··· Provided records

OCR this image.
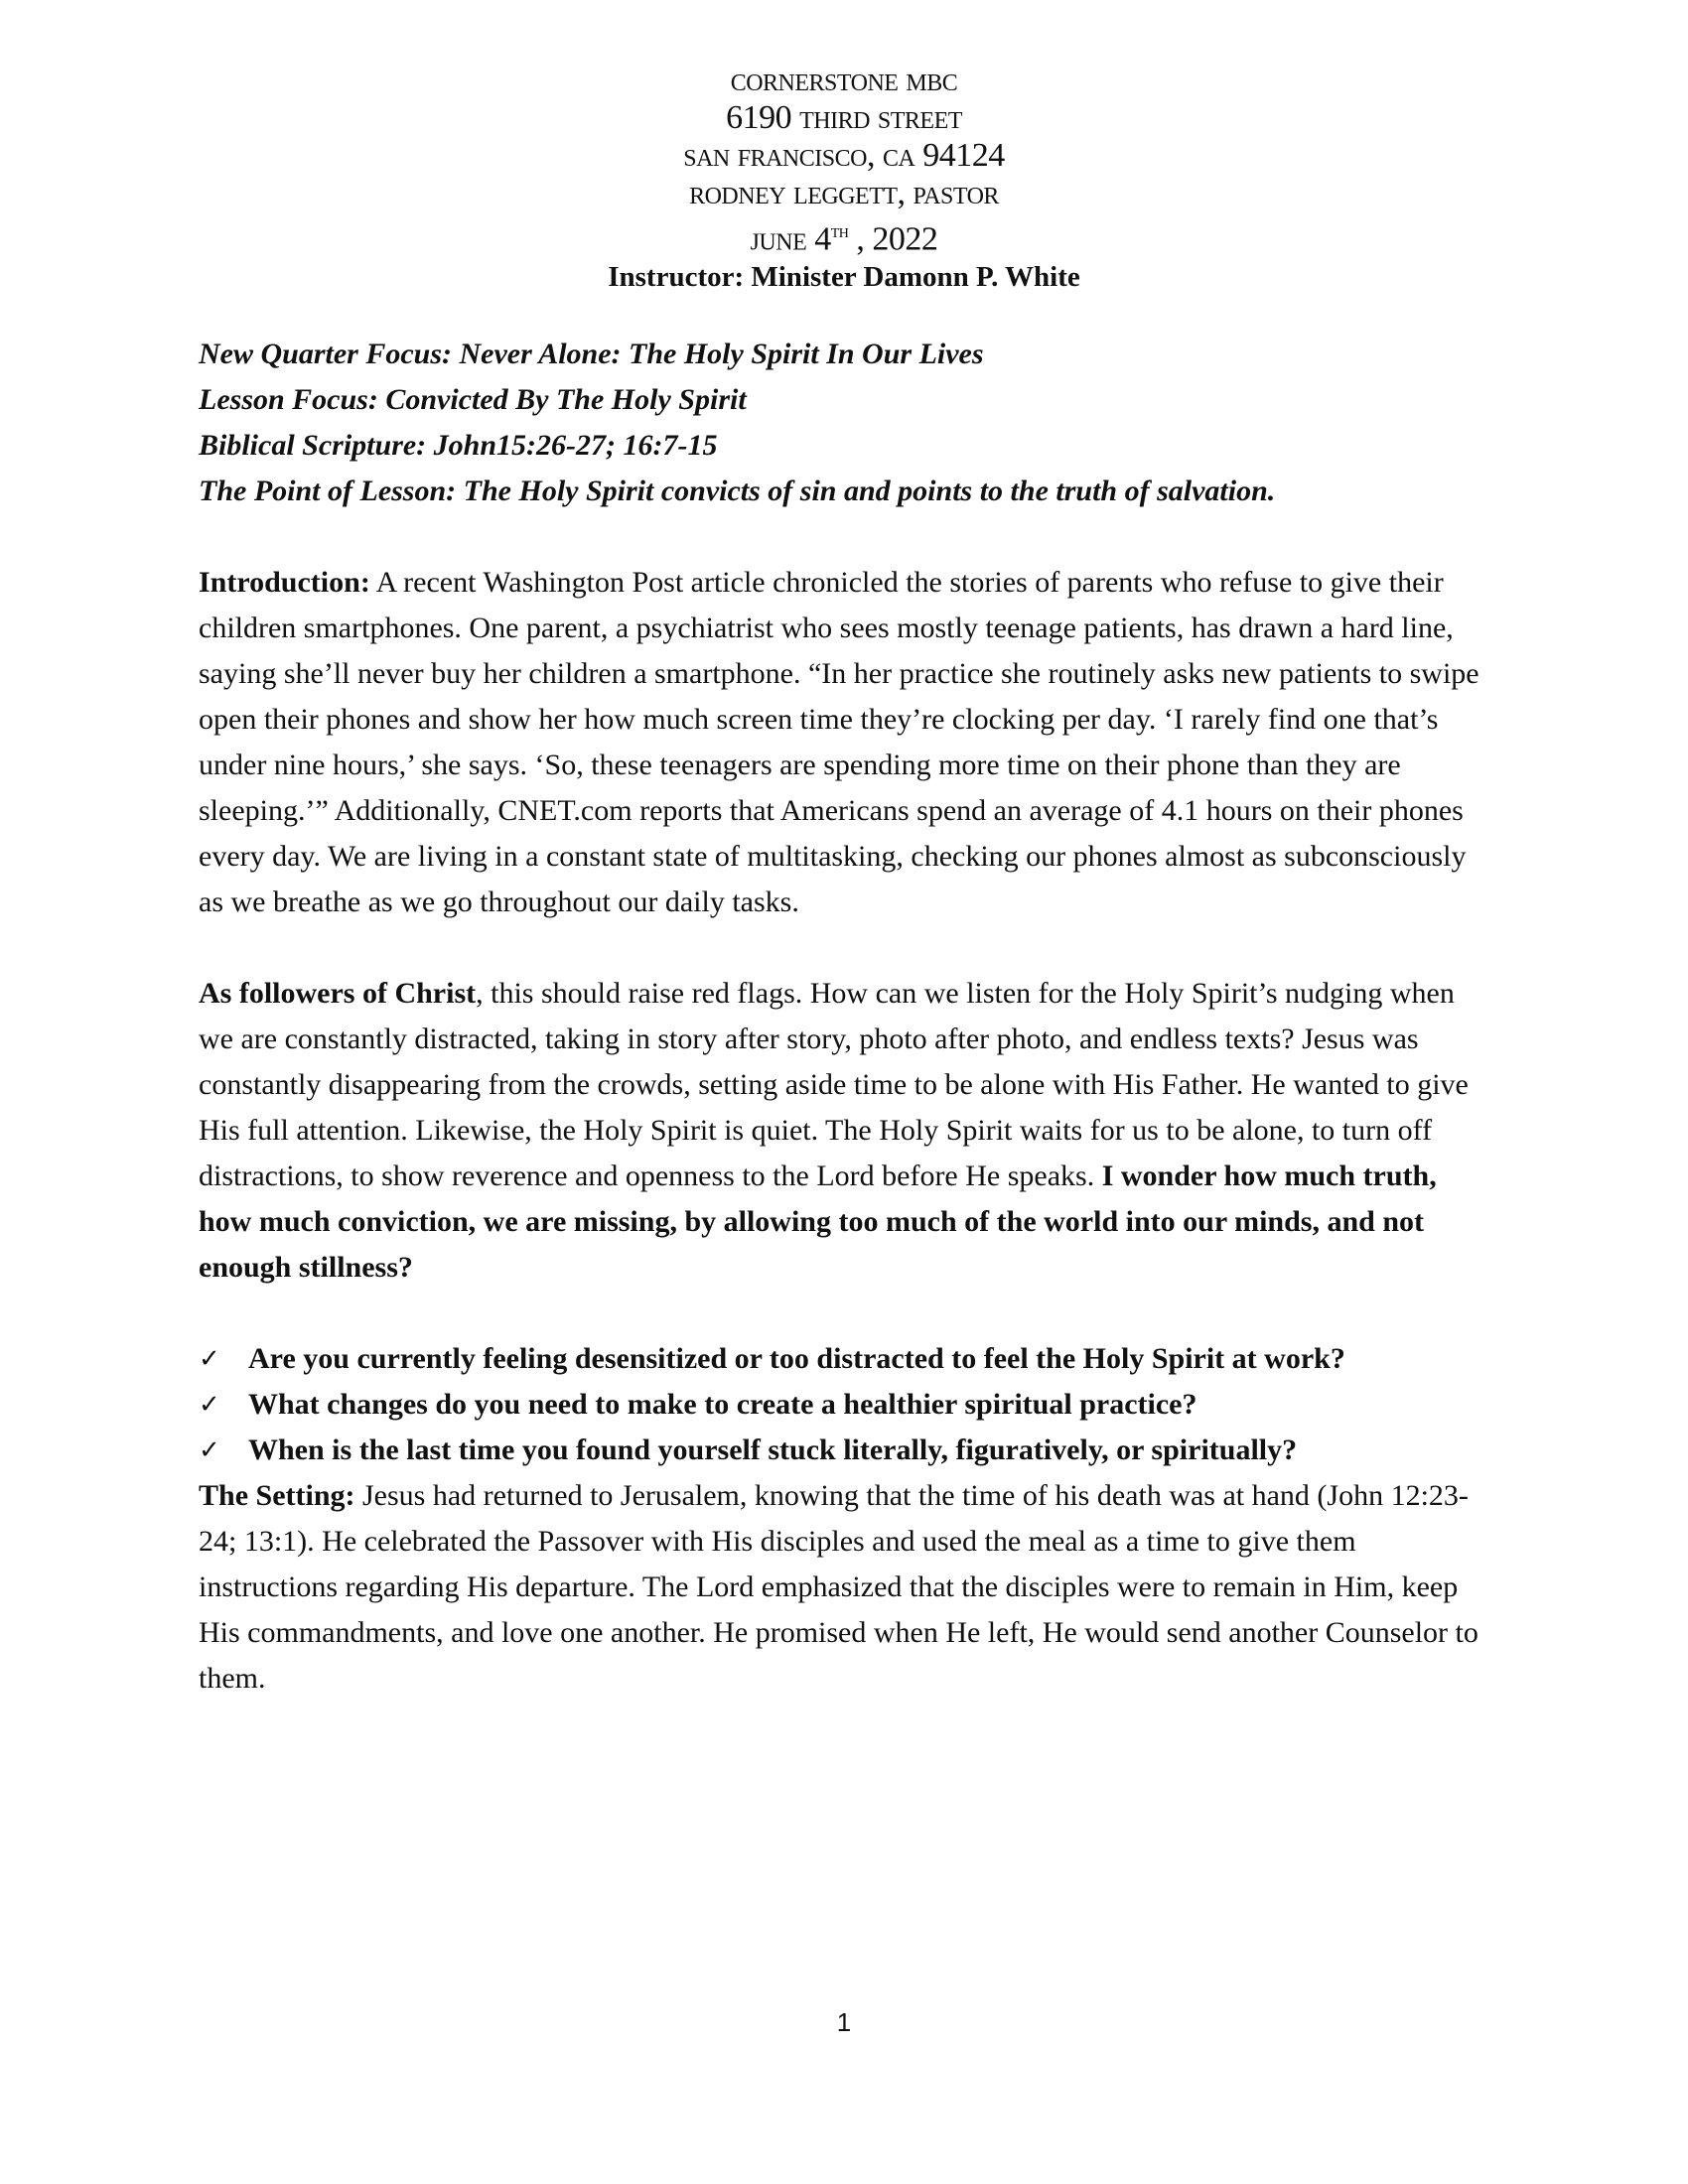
cornerstone mbc
6190 third street
san francisco, ca 94124
rodney leggett, pastor
june 4th , 2022
Instructor: Minister Damonn P. White

New Quarter Focus: Never Alone: The Holy Spirit In Our Lives

Lesson Focus: Convicted By The Holy Spirit

Biblical Scripture: John15:26-27; 16:7-15

The Point of Lesson: The Holy Spirit convicts of sin and points to the truth of salvation.

Introduction: A recent Washington Post article chronicled the stories of parents who refuse to give their children smartphones. One parent, a psychiatrist who sees mostly teenage patients, has drawn a hard line, saying she’ll never buy her children a smartphone. “In her practice she routinely asks new patients to swipe open their phones and show her how much screen time they’re clocking per day. ‘I rarely find one that’s under nine hours,’ she says. ‘So, these teenagers are spending more time on their phone than they are sleeping.’” Additionally, CNET.com reports that Americans spend an average of 4.1 hours on their phones every day. We are living in a constant state of multitasking, checking our phones almost as subconsciously as we breathe as we go throughout our daily tasks.

As followers of Christ, this should raise red flags. How can we listen for the Holy Spirit’s nudging when we are constantly distracted, taking in story after story, photo after photo, and endless texts? Jesus was constantly disappearing from the crowds, setting aside time to be alone with His Father. He wanted to give His full attention. Likewise, the Holy Spirit is quiet. The Holy Spirit waits for us to be alone, to turn off distractions, to show reverence and openness to the Lord before He speaks. I wonder how much truth, how much conviction, we are missing, by allowing too much of the world into our minds, and not enough stillness?

✓ Are you currently feeling desensitized or too distracted to feel the Holy Spirit at work?
✓ What changes do you need to make to create a healthier spiritual practice?
✓ When is the last time you found yourself stuck literally, figuratively, or spiritually?

The Setting: Jesus had returned to Jerusalem, knowing that the time of his death was at hand (John 12:23-24; 13:1). He celebrated the Passover with His disciples and used the meal as a time to give them instructions regarding His departure. The Lord emphasized that the disciples were to remain in Him, keep His commandments, and love one another. He promised when He left, He would send another Counselor to them.

1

······

## [Exercise aim]
Copy out every line in the listing where the word "Focus" appears.

## [Task result]
New Quarter Focus: Never Alone: The Holy Spirit In Our Lives
Lesson Focus: Convicted By The Holy Spirit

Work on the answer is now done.